* Activity A
According to the text about Lake, Wisconsin, what was the town's population in the 2020 census?
* Activity B
Write out the text about Lake, Wisconsin, between "Lake is a town" and "(6.35%) is water.", inclusive, switching "Marinette County" to "Oconto County".
* Activity C
Resume the text about Lake, Wisconsin, from its last sentence onward.

*** Opening Text section ***

Lake is a town in Marinette County, Wisconsin, United States. As of the 2020 census, the town population was 1,186. The unincorporated community of Loomis is located in the town,

==Geography==
According to the United States Census Bureau, the town has a total area of 59.5 square miles (154.2 km^{2}), of which 55.8 square miles (144.4 km^{2}) is land and 3.8 square miles (9.8 km^{2}) (6.35%) is water.

==Demographics==
As of the census of 2000, there were 1,064 people, 418 households, and 318 families residing in the town. The population density was 19.1 PD/sqmi. There were 524 housing units at an average density of 9.4 /sqmi. The racial makeup of the town was 97.65% White, 0.19% African American, 0.56% Native American, 0.09% Asian, 0.38% from other races, and 1.13% from two or more races. Hispanic or Latino of any race were 0.66% of the population.

There were 418 households, out of which 28.7% had children under the age of 18 living with them, 66.7% were married couples living together, 5.5% had a female householder with no husband present, and 23.7% were non-families. 20.1% of all households were made up of individuals, and 8.6% had someone living alone who was 65 years of age or older. The average household size was 2.55 and the average family size was 2.93.

*** Closing Text section ***
*** Opening Available data ***

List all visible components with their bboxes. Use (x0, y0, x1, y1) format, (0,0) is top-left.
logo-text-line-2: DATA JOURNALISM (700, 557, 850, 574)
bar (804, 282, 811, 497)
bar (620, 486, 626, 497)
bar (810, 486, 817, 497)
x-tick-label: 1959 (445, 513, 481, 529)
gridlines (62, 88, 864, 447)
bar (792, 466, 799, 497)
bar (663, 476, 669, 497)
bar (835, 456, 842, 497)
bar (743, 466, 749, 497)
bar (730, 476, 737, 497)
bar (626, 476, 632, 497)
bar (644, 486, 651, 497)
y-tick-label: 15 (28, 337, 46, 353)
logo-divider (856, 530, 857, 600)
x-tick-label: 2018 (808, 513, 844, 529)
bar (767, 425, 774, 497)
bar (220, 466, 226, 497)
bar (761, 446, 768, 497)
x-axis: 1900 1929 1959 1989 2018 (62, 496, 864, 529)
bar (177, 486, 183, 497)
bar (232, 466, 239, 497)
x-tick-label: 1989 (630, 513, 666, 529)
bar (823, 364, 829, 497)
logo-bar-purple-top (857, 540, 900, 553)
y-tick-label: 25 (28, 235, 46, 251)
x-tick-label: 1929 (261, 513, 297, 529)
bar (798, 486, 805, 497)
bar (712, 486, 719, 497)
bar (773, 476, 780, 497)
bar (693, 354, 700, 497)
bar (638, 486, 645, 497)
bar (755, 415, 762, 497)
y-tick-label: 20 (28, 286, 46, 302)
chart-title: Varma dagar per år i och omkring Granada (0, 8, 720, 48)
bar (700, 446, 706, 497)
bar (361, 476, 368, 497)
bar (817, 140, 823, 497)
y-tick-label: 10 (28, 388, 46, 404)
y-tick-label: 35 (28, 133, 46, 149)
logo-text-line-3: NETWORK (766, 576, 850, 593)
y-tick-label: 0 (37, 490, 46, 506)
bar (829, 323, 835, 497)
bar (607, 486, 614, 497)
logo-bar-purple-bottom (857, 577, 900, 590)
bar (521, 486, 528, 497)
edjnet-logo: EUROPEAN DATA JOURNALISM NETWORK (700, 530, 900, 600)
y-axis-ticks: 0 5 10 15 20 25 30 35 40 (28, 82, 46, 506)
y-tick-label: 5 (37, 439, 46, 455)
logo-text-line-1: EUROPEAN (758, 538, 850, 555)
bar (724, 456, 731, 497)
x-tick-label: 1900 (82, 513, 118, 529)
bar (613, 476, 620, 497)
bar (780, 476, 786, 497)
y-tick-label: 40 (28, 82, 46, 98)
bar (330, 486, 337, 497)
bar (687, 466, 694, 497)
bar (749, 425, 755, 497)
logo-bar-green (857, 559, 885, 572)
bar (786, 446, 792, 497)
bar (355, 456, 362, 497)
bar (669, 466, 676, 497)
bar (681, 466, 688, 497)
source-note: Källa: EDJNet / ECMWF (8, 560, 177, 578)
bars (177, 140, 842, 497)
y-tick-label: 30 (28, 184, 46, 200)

*** Closing Available data ***

* Task response A
1,186

* Task response B
Lake is a town in Oconto County, Wisconsin, United States. As of the 2020 census, the town population was 1,186. The unincorporated community of Loomis is located in the town,

==Geography==
According to the United States Census Bureau, the town has a total area of 59.5 square miles (154.2 km^{2}), of which 55.8 square miles (144.4 km^{2}) is land and 3.8 square miles (9.8 km^{2}) (6.35%) is water.

* Task response C
In the town, the population was spread out, with 23.3% under the age of 18, 6.3% from 18 to 24, 27.5% from 25 to 44, 28.0% from 45 to 64, and 14.8% who were 65 years of age or older. The median age was 42 years. For every 100 females, there were 106.2 males. For every 100 females age 18 and over, there were 106.6 males.

The median income for a household in the town was $39,432, and the median income for a family was $44,615. Males had a median income of $35,795 versus $24,844 for females. The per capita income for the town was $17,518. About 6.3% of families and 8.4% of the population were below the poverty line, including 16.8% of those under age 18 and 6.3% of those age 65 or over.